Avec De Ira, Stéphane Hirlemann opère une légère extension : les crises sociales d’aujourd’hui deviennent les cataclysmes de demain. En adoptant le point de vue d’une adolescente conscientisée et rebelle, il décrypte avec une poésie noire la colère sourde qui anime en profondeur les sociétés occidentales.
La couverture de De Ira semble annoncer un avenir apocalyptique. Mais cette fois, ce ne sont ni les zombies, ni une menace extraterrestre, ni même une quelconque catastrophe naturelle qui en seraient la cause. Stéphane Hirlemann préfère s’inscrire dans un avenir proche où le dénuement, les inégalités sociales, les pénuries et les violences policières ont poussé la jeunesse dans ses derniers retranchements. Dans un noir et blanc crépusculaire et avec des dessins manifestement inspirés du manga, le scénariste et dessinateur français portraiture une société sans solution face aux grands enjeux de son temps : les camps de réfugiés sont des prisons à ciel ouvert où on manque de tout, et notamment d’espoir ; les bourses d’études semblent assujetties au bon vouloir d’entreprises partenaires ; les revendications sociales sont accueillies non pas avec une volonté de dialogue, mais de répression…
Dans ce contexte, Caro va peu à peu perdre pied. En rupture avec un environnement familial petit-bourgeois, elle se sent proche des réfugiés – auxquels elle apporte ponctuellement son assistance – et demeure sensible à la cause des plus vulnérables. La dureté du monde va se matérialiser en elle par des visions : métaphoriquement, les masques qu’elle ne cesse d’apercevoir viennent porter du crédit à la dualité, la duplicité, l’assignation sociale et/ou identitaire… Ils entrent aussi en résonance avec les enseignements de son père, professeur d’université toujours en poste malgré des accusations graves d’attouchements sexuels envers des étudiants. De Ira se transforme peu à peu en une sorte de Mad Max réaliste et social, où la colère se manifesterait par une explosion des normes admises et la contestation de toute autorité. On y crie son désarroi dans les amphithéâtres, dans la rue, au zoo, etc.

● **Données fournies**
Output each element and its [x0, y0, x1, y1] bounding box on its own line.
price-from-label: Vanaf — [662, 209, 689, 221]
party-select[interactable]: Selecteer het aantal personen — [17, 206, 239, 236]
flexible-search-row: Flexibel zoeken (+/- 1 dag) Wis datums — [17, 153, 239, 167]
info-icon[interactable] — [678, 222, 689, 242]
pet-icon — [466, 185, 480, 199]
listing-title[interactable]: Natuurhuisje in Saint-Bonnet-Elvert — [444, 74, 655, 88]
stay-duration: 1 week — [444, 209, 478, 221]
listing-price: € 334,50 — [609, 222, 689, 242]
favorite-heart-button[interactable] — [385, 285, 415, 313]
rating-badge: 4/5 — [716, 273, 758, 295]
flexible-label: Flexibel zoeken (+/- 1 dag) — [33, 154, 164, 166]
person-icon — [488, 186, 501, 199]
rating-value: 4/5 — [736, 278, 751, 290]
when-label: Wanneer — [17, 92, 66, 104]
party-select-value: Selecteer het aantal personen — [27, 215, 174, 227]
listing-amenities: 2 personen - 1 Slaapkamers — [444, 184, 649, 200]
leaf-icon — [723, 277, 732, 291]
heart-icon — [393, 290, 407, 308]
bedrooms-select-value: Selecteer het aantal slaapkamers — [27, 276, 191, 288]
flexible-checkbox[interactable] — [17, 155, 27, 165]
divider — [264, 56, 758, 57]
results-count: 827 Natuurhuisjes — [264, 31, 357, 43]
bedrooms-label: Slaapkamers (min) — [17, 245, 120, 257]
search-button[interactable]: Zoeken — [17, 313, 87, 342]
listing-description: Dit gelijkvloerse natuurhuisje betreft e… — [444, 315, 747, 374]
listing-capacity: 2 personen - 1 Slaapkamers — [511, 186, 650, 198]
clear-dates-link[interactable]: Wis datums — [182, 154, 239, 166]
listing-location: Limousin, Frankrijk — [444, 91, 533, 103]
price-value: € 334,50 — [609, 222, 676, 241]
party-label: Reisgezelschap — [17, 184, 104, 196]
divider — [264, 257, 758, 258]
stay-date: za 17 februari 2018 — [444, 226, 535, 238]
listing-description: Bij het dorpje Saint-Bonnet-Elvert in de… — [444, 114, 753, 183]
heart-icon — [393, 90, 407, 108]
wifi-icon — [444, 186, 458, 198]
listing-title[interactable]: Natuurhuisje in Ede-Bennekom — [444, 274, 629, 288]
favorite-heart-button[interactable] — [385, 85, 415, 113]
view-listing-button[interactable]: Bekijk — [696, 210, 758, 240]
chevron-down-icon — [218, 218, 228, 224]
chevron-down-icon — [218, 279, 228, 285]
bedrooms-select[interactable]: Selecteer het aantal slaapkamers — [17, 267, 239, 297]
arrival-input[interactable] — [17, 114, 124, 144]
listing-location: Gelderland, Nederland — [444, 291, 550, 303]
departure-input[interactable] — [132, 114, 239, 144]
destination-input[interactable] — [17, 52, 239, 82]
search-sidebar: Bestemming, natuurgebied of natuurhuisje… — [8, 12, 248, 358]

● **Petite tâche**
Recopiez mot pour mot le passage de la critique de De Ira qui commence par « Avec De Ira, Stéphane » et se poursuit jusqu'à « les sociétés occidentales. ».

● **Réponse écrite**
Avec De Ira, Stéphane Hirlemann opère une légère extension : les crises sociales d’aujourd’hui deviennent les cataclysmes de demain. En adoptant le point de vue d’une adolescente conscientisée et rebelle, il décrypte avec une poésie noire la colère sourde qui anime en profondeur les sociétés occidentales.